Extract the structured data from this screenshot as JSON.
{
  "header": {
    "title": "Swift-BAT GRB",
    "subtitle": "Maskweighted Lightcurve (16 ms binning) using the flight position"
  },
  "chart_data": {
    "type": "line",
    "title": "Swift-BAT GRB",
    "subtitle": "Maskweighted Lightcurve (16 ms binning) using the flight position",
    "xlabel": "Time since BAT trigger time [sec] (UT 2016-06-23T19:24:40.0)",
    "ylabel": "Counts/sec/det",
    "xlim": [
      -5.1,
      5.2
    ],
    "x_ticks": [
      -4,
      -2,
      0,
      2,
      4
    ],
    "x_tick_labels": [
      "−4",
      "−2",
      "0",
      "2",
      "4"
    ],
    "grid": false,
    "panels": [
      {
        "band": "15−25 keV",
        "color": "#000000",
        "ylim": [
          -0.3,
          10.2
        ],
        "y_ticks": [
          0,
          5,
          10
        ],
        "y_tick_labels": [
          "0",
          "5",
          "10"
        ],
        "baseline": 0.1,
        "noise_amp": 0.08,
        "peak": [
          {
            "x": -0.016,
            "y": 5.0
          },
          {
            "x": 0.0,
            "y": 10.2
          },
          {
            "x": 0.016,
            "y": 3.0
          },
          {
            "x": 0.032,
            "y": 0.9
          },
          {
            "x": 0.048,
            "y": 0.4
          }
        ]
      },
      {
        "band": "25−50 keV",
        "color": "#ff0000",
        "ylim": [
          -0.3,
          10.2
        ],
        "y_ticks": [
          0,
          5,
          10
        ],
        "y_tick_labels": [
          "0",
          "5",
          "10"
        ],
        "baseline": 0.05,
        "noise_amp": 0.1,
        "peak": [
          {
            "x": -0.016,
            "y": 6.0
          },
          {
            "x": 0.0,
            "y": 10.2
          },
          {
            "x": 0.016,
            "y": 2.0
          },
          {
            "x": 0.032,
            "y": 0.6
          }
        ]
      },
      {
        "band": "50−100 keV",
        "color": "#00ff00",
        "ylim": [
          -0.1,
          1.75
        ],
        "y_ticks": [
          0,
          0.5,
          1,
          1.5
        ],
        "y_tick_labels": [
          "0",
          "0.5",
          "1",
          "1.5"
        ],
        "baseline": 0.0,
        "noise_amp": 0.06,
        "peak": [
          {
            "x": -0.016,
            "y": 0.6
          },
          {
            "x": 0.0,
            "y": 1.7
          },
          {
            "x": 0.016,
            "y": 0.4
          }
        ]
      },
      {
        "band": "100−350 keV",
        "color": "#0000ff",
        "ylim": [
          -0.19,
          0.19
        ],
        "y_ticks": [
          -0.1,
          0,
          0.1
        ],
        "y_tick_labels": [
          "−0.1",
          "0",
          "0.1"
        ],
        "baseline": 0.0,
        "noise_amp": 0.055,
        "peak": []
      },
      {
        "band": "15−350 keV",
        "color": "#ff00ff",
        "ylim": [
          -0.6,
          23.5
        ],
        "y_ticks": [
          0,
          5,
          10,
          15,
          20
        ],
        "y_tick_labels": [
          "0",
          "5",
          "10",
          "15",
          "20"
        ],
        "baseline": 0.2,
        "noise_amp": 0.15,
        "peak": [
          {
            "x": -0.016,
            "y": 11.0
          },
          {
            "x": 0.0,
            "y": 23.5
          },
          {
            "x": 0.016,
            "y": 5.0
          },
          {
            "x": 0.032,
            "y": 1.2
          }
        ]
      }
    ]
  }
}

----------

WRITTEN PROBLEM:
Copy out all of the lines above exactly.

SOLUTION FOR THIS EXERCISE:
Extract the structured data from this screenshot as JSON.
{
  "header": {
    "title": "Swift-BAT GRB",
    "subtitle": "Maskweighted Lightcurve (16 ms binning) using the flight position"
  },
  "chart_data": {
    "type": "line",
    "title": "Swift-BAT GRB",
    "subtitle": "Maskweighted Lightcurve (16 ms binning) using the flight position",
    "xlabel": "Time since BAT trigger time [sec] (UT 2016-06-23T19:24:40.0)",
    "ylabel": "Counts/sec/det",
    "xlim": [
      -5.1,
      5.2
    ],
    "x_ticks": [
      -4,
      -2,
      0,
      2,
      4
    ],
    "x_tick_labels": [
      "−4",
      "−2",
      "0",
      "2",
      "4"
    ],
    "grid": false,
    "panels": [
      {
        "band": "15−25 keV",
        "color": "#000000",
        "ylim": [
          -0.3,
          10.2
        ],
        "y_ticks": [
          0,
          5,
          10
        ],
        "y_tick_labels": [
          "0",
          "5",
          "10"
        ],
        "baseline": 0.1,
        "noise_amp": 0.08,
        "peak": [
          {
            "x": -0.016,
            "y": 5.0
          },
          {
            "x": 0.0,
            "y": 10.2
          },
          {
            "x": 0.016,
            "y": 3.0
          },
          {
            "x": 0.032,
            "y": 0.9
          },
          {
            "x": 0.048,
            "y": 0.4
          }
        ]
      },
      {
        "band": "25−50 keV",
        "color": "#ff0000",
        "ylim": [
          -0.3,
          10.2
        ],
        "y_ticks": [
          0,
          5,
          10
        ],
        "y_tick_labels": [
          "0",
          "5",
          "10"
        ],
        "baseline": 0.05,
        "noise_amp": 0.1,
        "peak": [
          {
            "x": -0.016,
            "y": 6.0
          },
          {
            "x": 0.0,
            "y": 10.2
          },
          {
            "x": 0.016,
            "y": 2.0
          },
          {
            "x": 0.032,
            "y": 0.6
          }
        ]
      },
      {
        "band": "50−100 keV",
        "color": "#00ff00",
        "ylim": [
          -0.1,
          1.75
        ],
        "y_ticks": [
          0,
          0.5,
          1,
          1.5
        ],
        "y_tick_labels": [
          "0",
          "0.5",
          "1",
          "1.5"
        ],
        "baseline": 0.0,
        "noise_amp": 0.06,
        "peak": [
          {
            "x": -0.016,
            "y": 0.6
          },
          {
            "x": 0.0,
            "y": 1.7
          },
          {
            "x": 0.016,
            "y": 0.4
          }
        ]
      },
      {
        "band": "100−350 keV",
        "color": "#0000ff",
        "ylim": [
          -0.19,
          0.19
        ],
        "y_ticks": [
          -0.1,
          0,
          0.1
        ],
        "y_tick_labels": [
          "−0.1",
          "0",
          "0.1"
        ],
        "baseline": 0.0,
        "noise_amp": 0.055,
        "peak": []
      },
      {
        "band": "15−350 keV",
        "color": "#ff00ff",
        "ylim": [
          -0.6,
          23.5
        ],
        "y_ticks": [
          0,
          5,
          10,
          15,
          20
        ],
        "y_tick_labels": [
          "0",
          "5",
          "10",
          "15",
          "20"
        ],
        "baseline": 0.2,
        "noise_amp": 0.15,
        "peak": [
          {
            "x": -0.016,
            "y": 11.0
          },
          {
            "x": 0.0,
            "y": 23.5
          },
          {
            "x": 0.016,
            "y": 5.0
          },
          {
            "x": 0.032,
            "y": 1.2
          }
        ]
      }
    ]
  }
}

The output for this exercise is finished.